Excerpts from a layout annotation set:
--------------------

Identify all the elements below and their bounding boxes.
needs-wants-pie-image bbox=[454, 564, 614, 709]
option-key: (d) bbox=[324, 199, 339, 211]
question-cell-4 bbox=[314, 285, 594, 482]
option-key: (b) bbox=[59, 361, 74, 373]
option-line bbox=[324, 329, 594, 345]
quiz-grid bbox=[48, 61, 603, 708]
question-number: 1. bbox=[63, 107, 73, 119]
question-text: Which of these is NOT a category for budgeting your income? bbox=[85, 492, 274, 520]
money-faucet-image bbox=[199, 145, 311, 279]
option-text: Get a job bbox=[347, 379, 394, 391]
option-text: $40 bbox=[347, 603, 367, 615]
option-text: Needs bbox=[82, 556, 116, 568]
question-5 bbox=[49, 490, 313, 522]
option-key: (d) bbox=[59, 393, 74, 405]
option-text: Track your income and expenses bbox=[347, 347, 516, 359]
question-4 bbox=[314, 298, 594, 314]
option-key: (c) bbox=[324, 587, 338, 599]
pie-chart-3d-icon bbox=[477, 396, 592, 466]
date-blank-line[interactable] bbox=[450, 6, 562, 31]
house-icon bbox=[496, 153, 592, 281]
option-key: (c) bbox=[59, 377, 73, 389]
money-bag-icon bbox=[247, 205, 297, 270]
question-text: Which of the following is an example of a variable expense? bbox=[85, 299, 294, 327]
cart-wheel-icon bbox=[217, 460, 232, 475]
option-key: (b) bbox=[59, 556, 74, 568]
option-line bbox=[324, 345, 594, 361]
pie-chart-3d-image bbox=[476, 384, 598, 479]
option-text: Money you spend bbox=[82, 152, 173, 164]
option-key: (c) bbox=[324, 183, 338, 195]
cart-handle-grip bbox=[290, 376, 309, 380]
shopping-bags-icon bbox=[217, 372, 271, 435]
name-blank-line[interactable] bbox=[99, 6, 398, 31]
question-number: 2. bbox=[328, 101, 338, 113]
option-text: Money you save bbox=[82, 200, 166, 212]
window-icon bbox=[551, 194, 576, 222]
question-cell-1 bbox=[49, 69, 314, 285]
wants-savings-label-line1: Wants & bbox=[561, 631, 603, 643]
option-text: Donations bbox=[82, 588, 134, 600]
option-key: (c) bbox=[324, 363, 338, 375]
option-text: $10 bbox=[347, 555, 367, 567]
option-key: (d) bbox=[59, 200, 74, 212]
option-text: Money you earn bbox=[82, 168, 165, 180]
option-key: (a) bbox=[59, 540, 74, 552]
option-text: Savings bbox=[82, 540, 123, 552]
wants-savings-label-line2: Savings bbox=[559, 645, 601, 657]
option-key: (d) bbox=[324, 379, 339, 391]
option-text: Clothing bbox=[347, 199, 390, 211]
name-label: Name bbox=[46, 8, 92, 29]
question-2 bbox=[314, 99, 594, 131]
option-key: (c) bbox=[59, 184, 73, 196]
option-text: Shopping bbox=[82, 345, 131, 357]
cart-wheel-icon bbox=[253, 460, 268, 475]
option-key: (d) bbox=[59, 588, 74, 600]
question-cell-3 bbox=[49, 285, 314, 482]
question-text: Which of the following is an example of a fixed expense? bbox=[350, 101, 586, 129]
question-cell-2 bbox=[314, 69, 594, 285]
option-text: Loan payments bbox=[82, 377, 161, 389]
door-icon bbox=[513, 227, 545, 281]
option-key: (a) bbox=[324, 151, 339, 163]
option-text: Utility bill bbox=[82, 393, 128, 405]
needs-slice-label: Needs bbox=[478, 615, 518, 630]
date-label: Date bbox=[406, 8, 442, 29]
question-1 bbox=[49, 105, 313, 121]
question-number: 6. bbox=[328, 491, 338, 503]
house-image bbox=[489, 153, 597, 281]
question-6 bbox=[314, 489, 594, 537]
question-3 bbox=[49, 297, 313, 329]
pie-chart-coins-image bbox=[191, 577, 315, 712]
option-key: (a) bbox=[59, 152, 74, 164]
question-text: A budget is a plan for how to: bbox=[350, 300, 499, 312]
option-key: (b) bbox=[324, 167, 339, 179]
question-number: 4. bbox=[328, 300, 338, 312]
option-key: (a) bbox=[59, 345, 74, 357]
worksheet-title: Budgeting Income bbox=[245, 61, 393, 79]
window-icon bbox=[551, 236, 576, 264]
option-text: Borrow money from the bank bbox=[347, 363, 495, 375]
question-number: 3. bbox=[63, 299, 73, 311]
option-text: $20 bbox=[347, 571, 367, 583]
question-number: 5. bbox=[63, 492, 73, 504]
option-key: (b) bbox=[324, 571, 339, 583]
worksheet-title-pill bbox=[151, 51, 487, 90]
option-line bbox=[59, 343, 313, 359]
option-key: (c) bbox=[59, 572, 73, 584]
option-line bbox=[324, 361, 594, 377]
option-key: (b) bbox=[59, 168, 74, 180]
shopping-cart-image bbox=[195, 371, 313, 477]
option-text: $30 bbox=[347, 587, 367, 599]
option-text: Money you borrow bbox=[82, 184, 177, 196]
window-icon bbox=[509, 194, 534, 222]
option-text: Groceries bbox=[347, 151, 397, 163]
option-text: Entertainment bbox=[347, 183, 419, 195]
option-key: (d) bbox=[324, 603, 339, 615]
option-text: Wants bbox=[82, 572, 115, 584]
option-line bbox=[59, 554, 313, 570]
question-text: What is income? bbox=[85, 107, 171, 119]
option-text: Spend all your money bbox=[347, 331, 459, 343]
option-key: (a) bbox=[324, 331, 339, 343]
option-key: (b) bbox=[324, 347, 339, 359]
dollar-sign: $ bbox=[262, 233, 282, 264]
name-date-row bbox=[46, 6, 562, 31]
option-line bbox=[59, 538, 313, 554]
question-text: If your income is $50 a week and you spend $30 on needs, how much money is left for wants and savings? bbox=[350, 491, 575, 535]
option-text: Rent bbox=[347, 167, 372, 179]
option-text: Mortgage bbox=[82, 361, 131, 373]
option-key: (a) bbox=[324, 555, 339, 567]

--------------------

Exercise requirements:
Please reproduce every line of all the items above verbatim.

Problem solution:
Identify all the elements below and their bounding boxes.
needs-wants-pie-image bbox=[454, 564, 614, 709]
option-key: (d) bbox=[324, 199, 339, 211]
question-cell-4 bbox=[314, 285, 594, 482]
option-key: (b) bbox=[59, 361, 74, 373]
option-line bbox=[324, 329, 594, 345]
quiz-grid bbox=[48, 61, 603, 708]
question-number: 1. bbox=[63, 107, 73, 119]
question-text: Which of these is NOT a category for budgeting your income? bbox=[85, 492, 274, 520]
money-faucet-image bbox=[199, 145, 311, 279]
option-text: Get a job bbox=[347, 379, 394, 391]
option-text: $40 bbox=[347, 603, 367, 615]
option-text: Needs bbox=[82, 556, 116, 568]
question-5 bbox=[49, 490, 313, 522]
option-key: (d) bbox=[59, 393, 74, 405]
option-text: Track your income and expenses bbox=[347, 347, 516, 359]
question-4 bbox=[314, 298, 594, 314]
option-key: (c) bbox=[324, 587, 338, 599]
pie-chart-3d-icon bbox=[477, 396, 592, 466]
date-blank-line[interactable] bbox=[450, 6, 562, 31]
house-icon bbox=[496, 153, 592, 281]
option-key: (c) bbox=[59, 377, 73, 389]
money-bag-icon bbox=[247, 205, 297, 270]
question-text: Which of the following is an example of a variable expense? bbox=[85, 299, 294, 327]
cart-wheel-icon bbox=[217, 460, 232, 475]
option-key: (b) bbox=[59, 556, 74, 568]
option-line bbox=[324, 345, 594, 361]
pie-chart-3d-image bbox=[476, 384, 598, 479]
option-text: Money you spend bbox=[82, 152, 173, 164]
option-key: (c) bbox=[324, 183, 338, 195]
cart-handle-grip bbox=[290, 376, 309, 380]
shopping-bags-icon bbox=[217, 372, 271, 435]
name-blank-line[interactable] bbox=[99, 6, 398, 31]
question-number: 2. bbox=[328, 101, 338, 113]
option-text: Money you save bbox=[82, 200, 166, 212]
window-icon bbox=[551, 194, 576, 222]
question-cell-1 bbox=[49, 69, 314, 285]
wants-savings-label-line1: Wants & bbox=[561, 631, 603, 643]
option-text: Donations bbox=[82, 588, 134, 600]
option-key: (c) bbox=[324, 363, 338, 375]
option-text: $10 bbox=[347, 555, 367, 567]
option-key: (d) bbox=[59, 200, 74, 212]
option-text: Money you earn bbox=[82, 168, 165, 180]
option-key: (a) bbox=[59, 540, 74, 552]
option-text: Savings bbox=[82, 540, 123, 552]
wants-savings-label-line2: Savings bbox=[559, 645, 601, 657]
option-key: (d) bbox=[324, 379, 339, 391]
option-text: Clothing bbox=[347, 199, 390, 211]
name-label: Name bbox=[46, 8, 92, 29]
question-2 bbox=[314, 99, 594, 131]
option-key: (c) bbox=[59, 184, 73, 196]
option-text: Shopping bbox=[82, 345, 131, 357]
cart-wheel-icon bbox=[253, 460, 268, 475]
option-key: (d) bbox=[59, 588, 74, 600]
question-cell-3 bbox=[49, 285, 314, 482]
question-text: Which of the following is an example of a fixed expense? bbox=[350, 101, 586, 129]
question-cell-2 bbox=[314, 69, 594, 285]
option-text: Loan payments bbox=[82, 377, 161, 389]
door-icon bbox=[513, 227, 545, 281]
option-key: (a) bbox=[324, 151, 339, 163]
option-text: Utility bill bbox=[82, 393, 128, 405]
needs-slice-label: Needs bbox=[478, 615, 518, 630]
date-label: Date bbox=[406, 8, 442, 29]
question-1 bbox=[49, 105, 313, 121]
question-number: 6. bbox=[328, 491, 338, 503]
house-image bbox=[489, 153, 597, 281]
question-6 bbox=[314, 489, 594, 537]
question-3 bbox=[49, 297, 313, 329]
pie-chart-coins-image bbox=[191, 577, 315, 712]
option-key: (a) bbox=[59, 152, 74, 164]
question-text: A budget is a plan for how to: bbox=[350, 300, 499, 312]
option-key: (b) bbox=[324, 167, 339, 179]
question-number: 4. bbox=[328, 300, 338, 312]
option-key: (a) bbox=[59, 345, 74, 357]
worksheet-title: Budgeting Income bbox=[245, 61, 393, 79]
window-icon bbox=[551, 236, 576, 264]
option-text: Borrow money from the bank bbox=[347, 363, 495, 375]
question-number: 3. bbox=[63, 299, 73, 311]
option-text: $20 bbox=[347, 571, 367, 583]
question-number: 5. bbox=[63, 492, 73, 504]
option-key: (b) bbox=[324, 571, 339, 583]
worksheet-title-pill bbox=[151, 51, 487, 90]
option-line bbox=[59, 343, 313, 359]
option-key: (c) bbox=[59, 572, 73, 584]
option-line bbox=[324, 361, 594, 377]
option-key: (b) bbox=[59, 168, 74, 180]
shopping-cart-image bbox=[195, 371, 313, 477]
option-text: $30 bbox=[347, 587, 367, 599]
option-text: Money you borrow bbox=[82, 184, 177, 196]
window-icon bbox=[509, 194, 534, 222]
option-text: Groceries bbox=[347, 151, 397, 163]
option-text: Entertainment bbox=[347, 183, 419, 195]
option-key: (d) bbox=[324, 603, 339, 615]
option-text: Wants bbox=[82, 572, 115, 584]
option-line bbox=[59, 554, 313, 570]
question-text: What is income? bbox=[85, 107, 171, 119]
option-text: Spend all your money bbox=[347, 331, 459, 343]
option-key: (a) bbox=[324, 331, 339, 343]
option-key: (b) bbox=[324, 347, 339, 359]
dollar-sign: $ bbox=[262, 233, 282, 264]
name-date-row bbox=[46, 6, 562, 31]
option-line bbox=[59, 538, 313, 554]
question-text: If your income is $50 a week and you spend $30 on needs, how much money is left for wants and savings? bbox=[350, 491, 575, 535]
option-text: Rent bbox=[347, 167, 372, 179]
option-text: Mortgage bbox=[82, 361, 131, 373]
option-key: (a) bbox=[324, 555, 339, 567]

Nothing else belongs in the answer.